What is needed: Copy each line below in which the word "vehicle" occurs.

Information shown:
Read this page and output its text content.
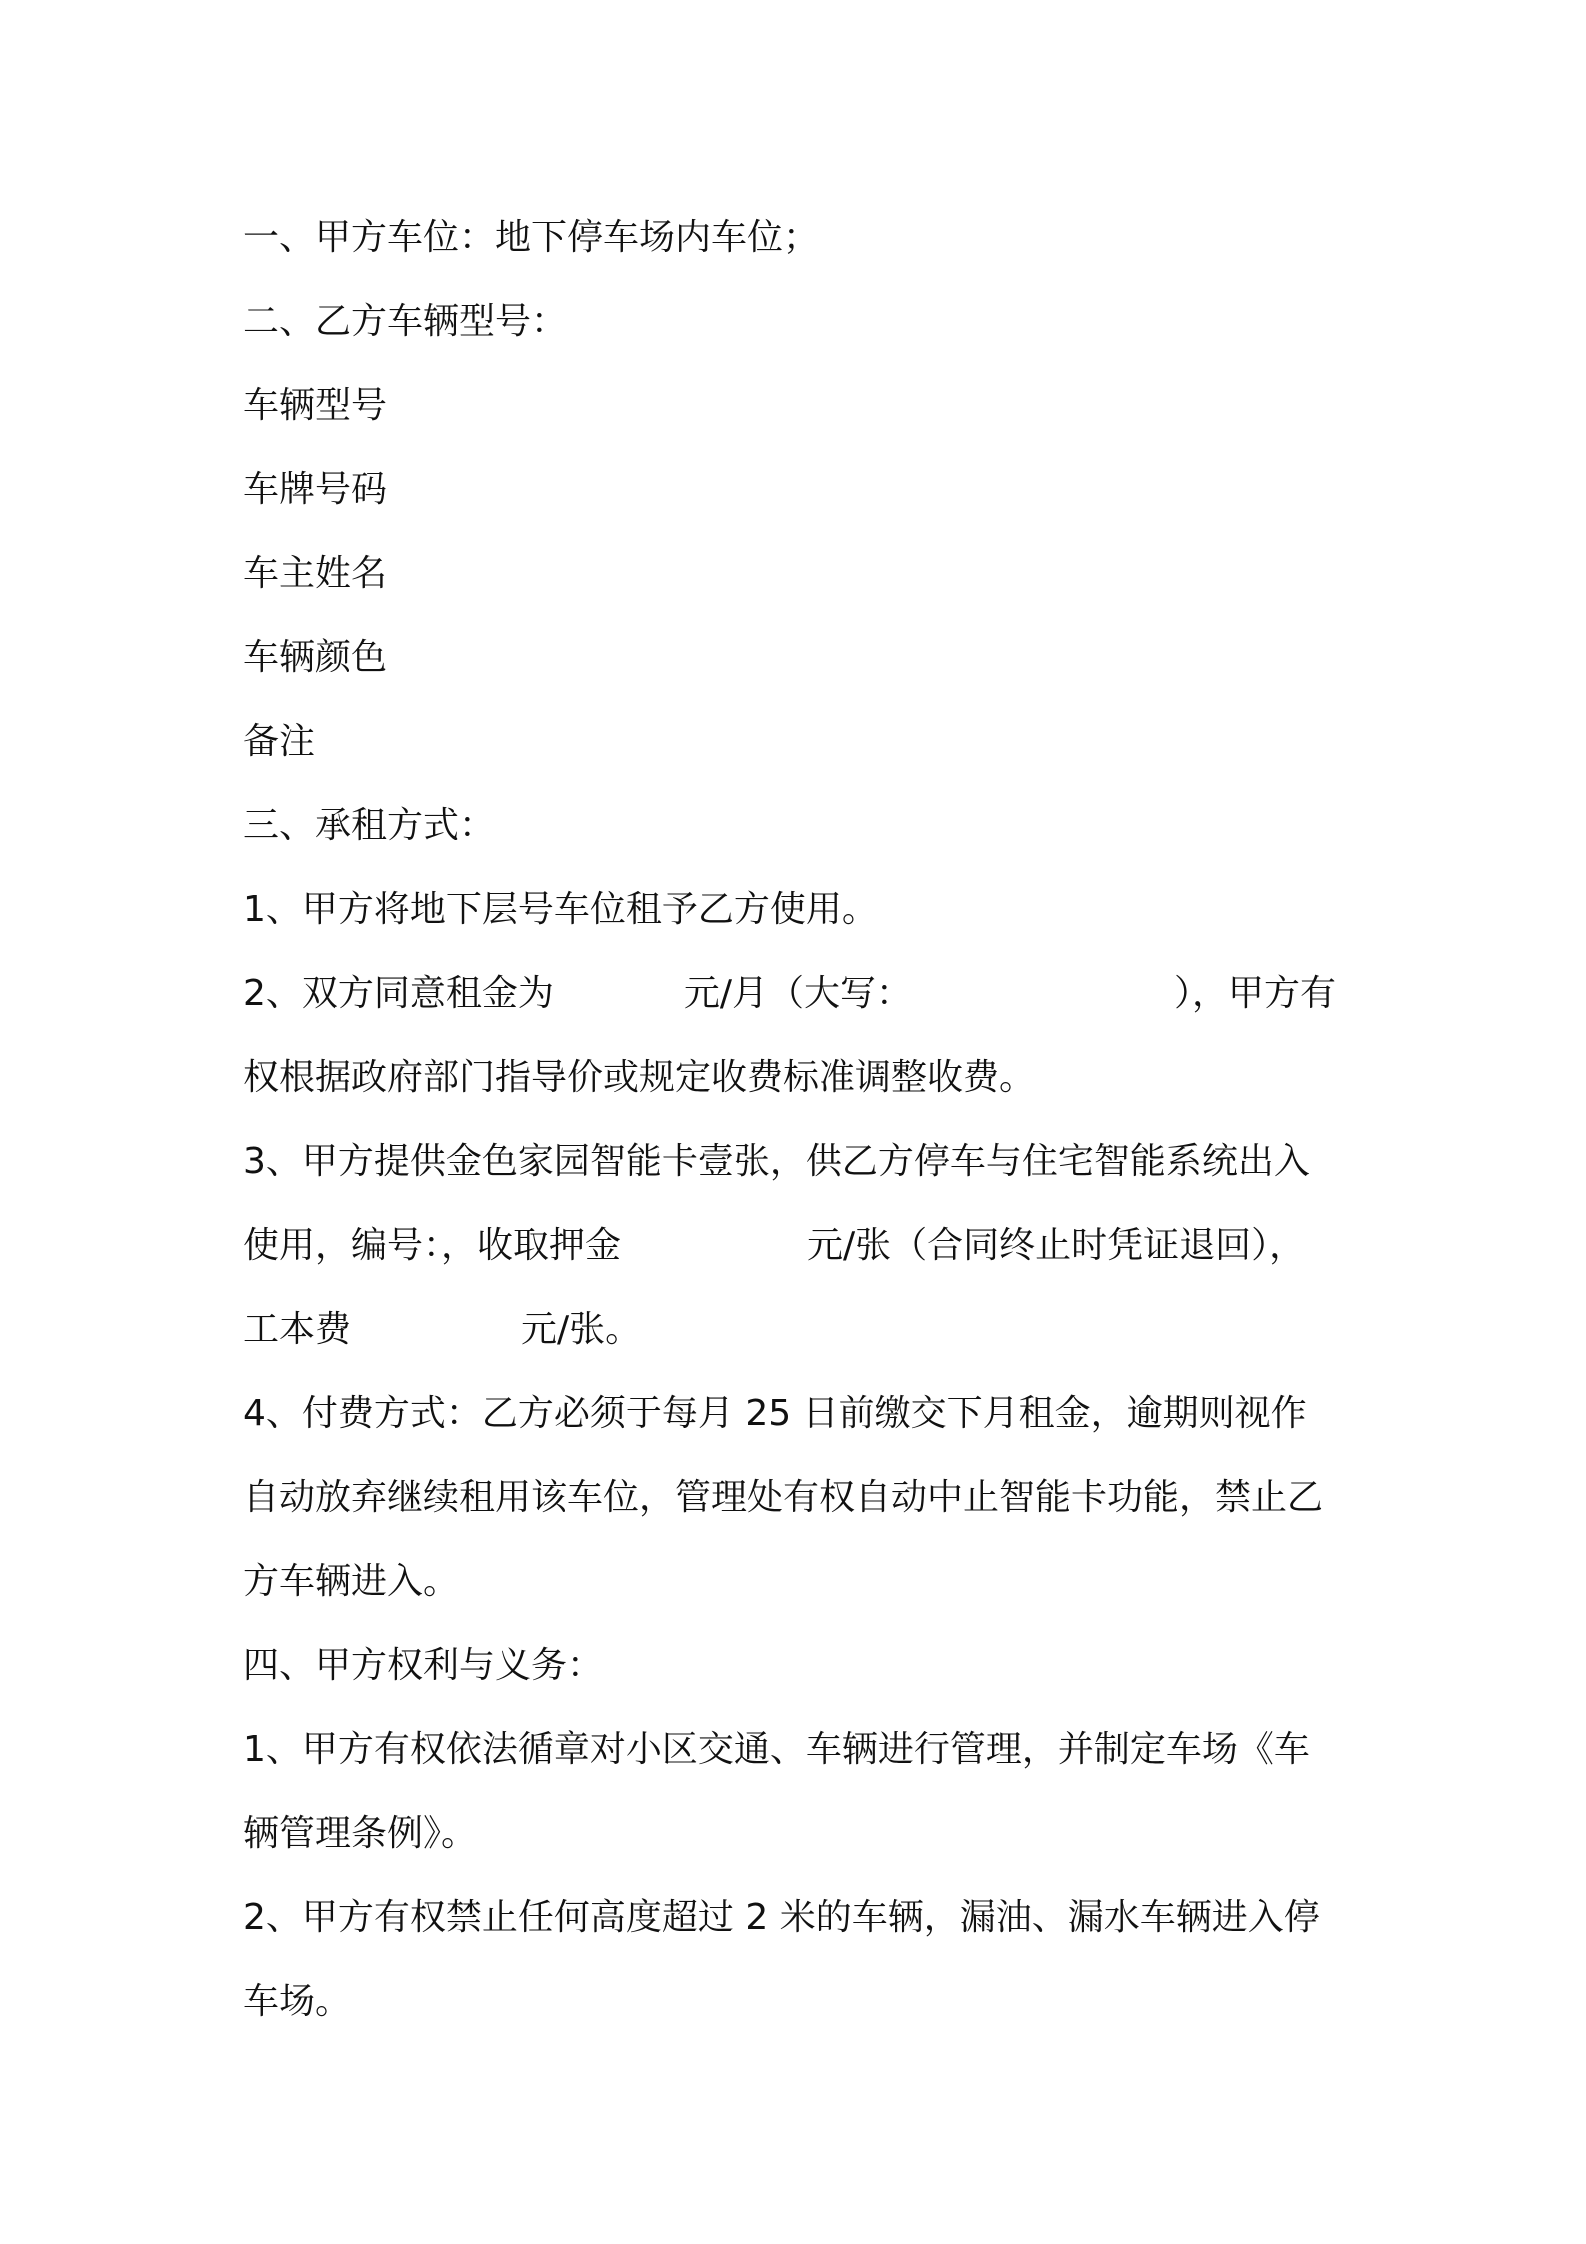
一、甲方车位：地下停车场内车位；
二、乙方车辆型号：
车辆型号
车牌号码
车主姓名
车辆颜色
备注
三、承租方式：
1、甲方将地下层号车位租予乙方使用。
2、双方同意租金为	元/月（大写：	），甲方有
权根据政府部门指导价或规定收费标准调整收费。
3、甲方提供金色家园智能卡壹张，供乙方停车与住宅智能系统出入
使用，编号：，收取押金	元/张（合同终止时凭证退回），
工本费	元/张。
4、付费方式：乙方必须于每月 25 日前缴交下月租金，逾期则视作
自动放弃继续租用该车位，管理处有权自动中止智能卡功能，禁止乙
方车辆进入。
四、甲方权利与义务：
1、甲方有权依法循章对小区交通、车辆进行管理，并制定车场《车
辆管理条例》。
2、甲方有权禁止任何高度超过 2 米的车辆，漏油、漏水车辆进入停
车场。
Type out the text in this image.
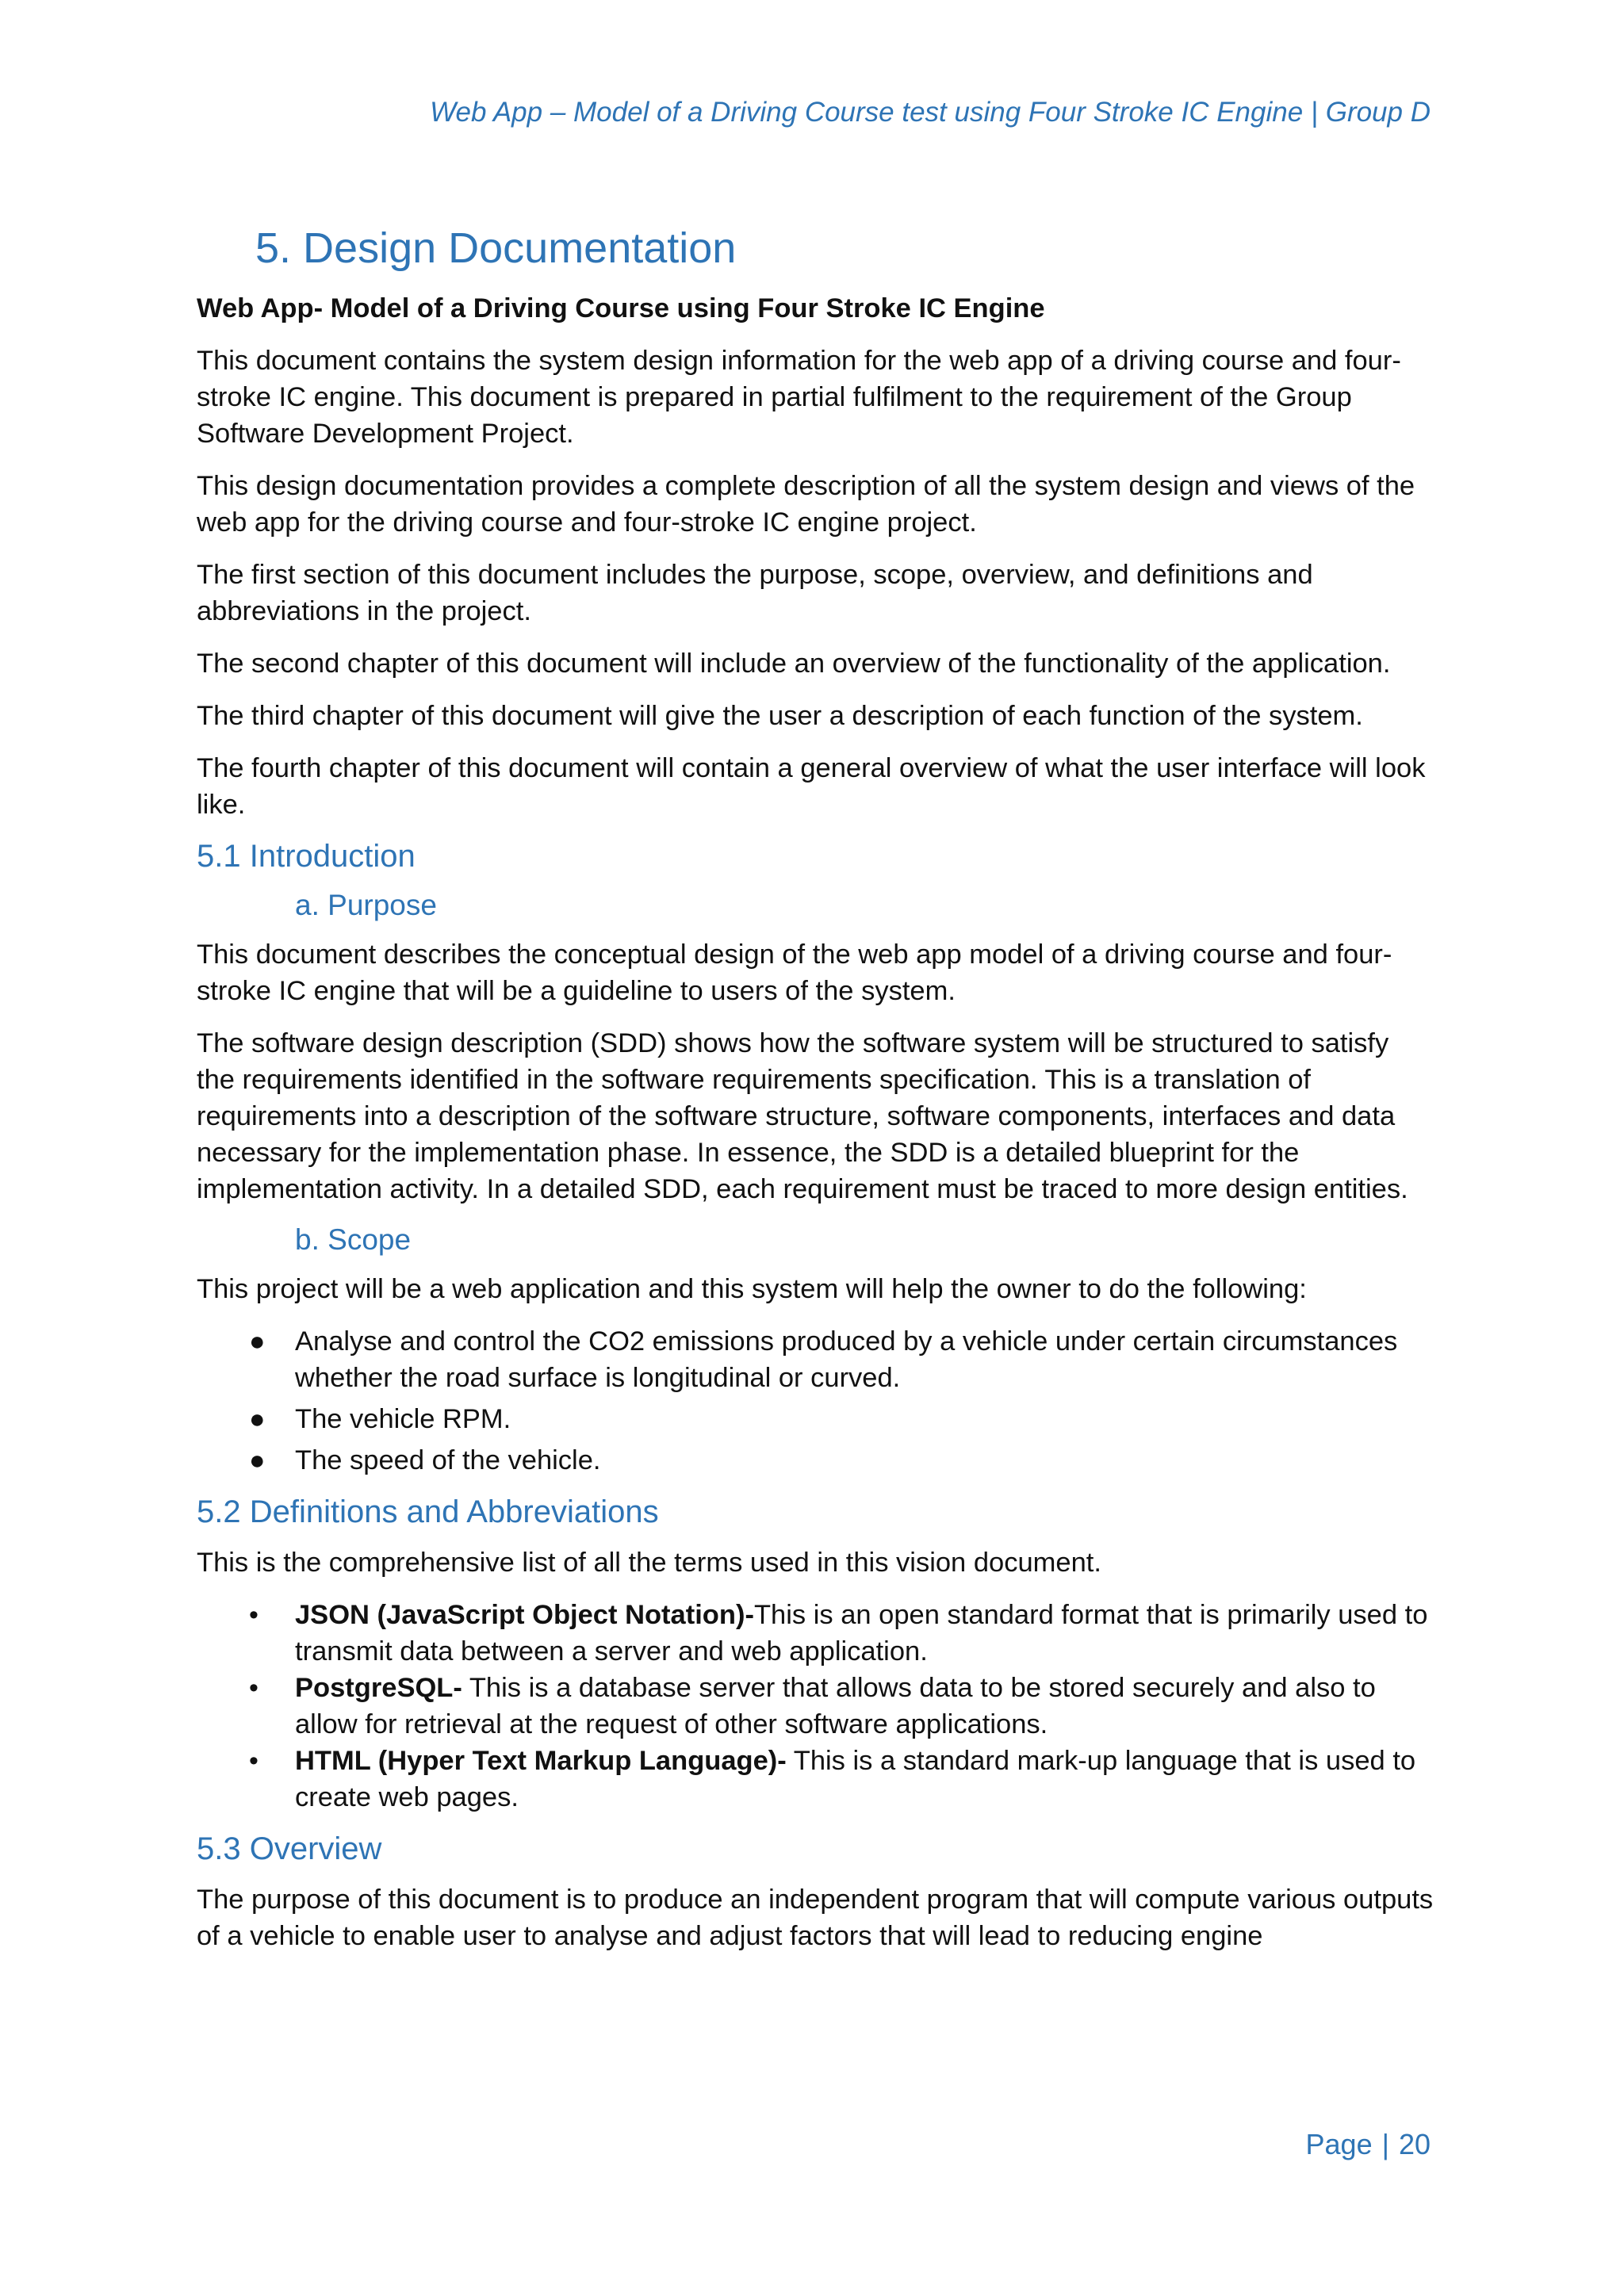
Web App – Model of a Driving Course test using Four Stroke IC Engine | Group D
5. Design Documentation

Web App- Model of a Driving Course using Four Stroke IC Engine

This document contains the system design information for the web app of a driving course and four-stroke IC engine. This document is prepared in partial fulfilment to the requirement of the Group Software Development Project.

This design documentation provides a complete description of all the system design and views of the web app for the driving course and four-stroke IC engine project.

The first section of this document includes the purpose, scope, overview, and definitions and abbreviations in the project.

The second chapter of this document will include an overview of the functionality of the application.

The third chapter of this document will give the user a description of each function of the system.

The fourth chapter of this document will contain a general overview of what the user interface will look like.

5.1 Introduction
a. Purpose

This document describes the conceptual design of the web app model of a driving course and four-stroke IC engine that will be a guideline to users of the system.

The software design description (SDD) shows how the software system will be structured to satisfy the requirements identified in the software requirements specification. This is a translation of requirements into a description of the software structure, software components, interfaces and data necessary for the implementation phase. In essence, the SDD is a detailed blueprint for the implementation activity. In a detailed SDD, each requirement must be traced to more design entities.

b. Scope

This project will be a web application and this system will help the owner to do the following:

● Analyse and control the CO2 emissions produced by a vehicle under certain circumstances whether the road surface is longitudinal or curved.
● The vehicle RPM.
● The speed of the vehicle.
5.2 Definitions and Abbreviations

This is the comprehensive list of all the terms used in this vision document.

• JSON (JavaScript Object Notation)-This is an open standard format that is primarily used to transmit data between a server and web application.
• PostgreSQL- This is a database server that allows data to be stored securely and also to allow for retrieval at the request of other software applications.
• HTML (Hyper Text Markup Language)- This is a standard mark-up language that is used to create web pages.
5.3 Overview

The purpose of this document is to produce an independent program that will compute various outputs of a vehicle to enable user to analyse and adjust factors that will lead to reducing engine

Page | 20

The completed task:
● Analyse and control the CO2 emissions produced by a vehicle under certain circumstances whether the road surface is longitudinal or curved.
● The vehicle RPM.
● The speed of the vehicle.
The purpose of this document is to produce an independent program that will compute various outputs of a vehicle to enable user to analyse and adjust factors that will lead to reducing engine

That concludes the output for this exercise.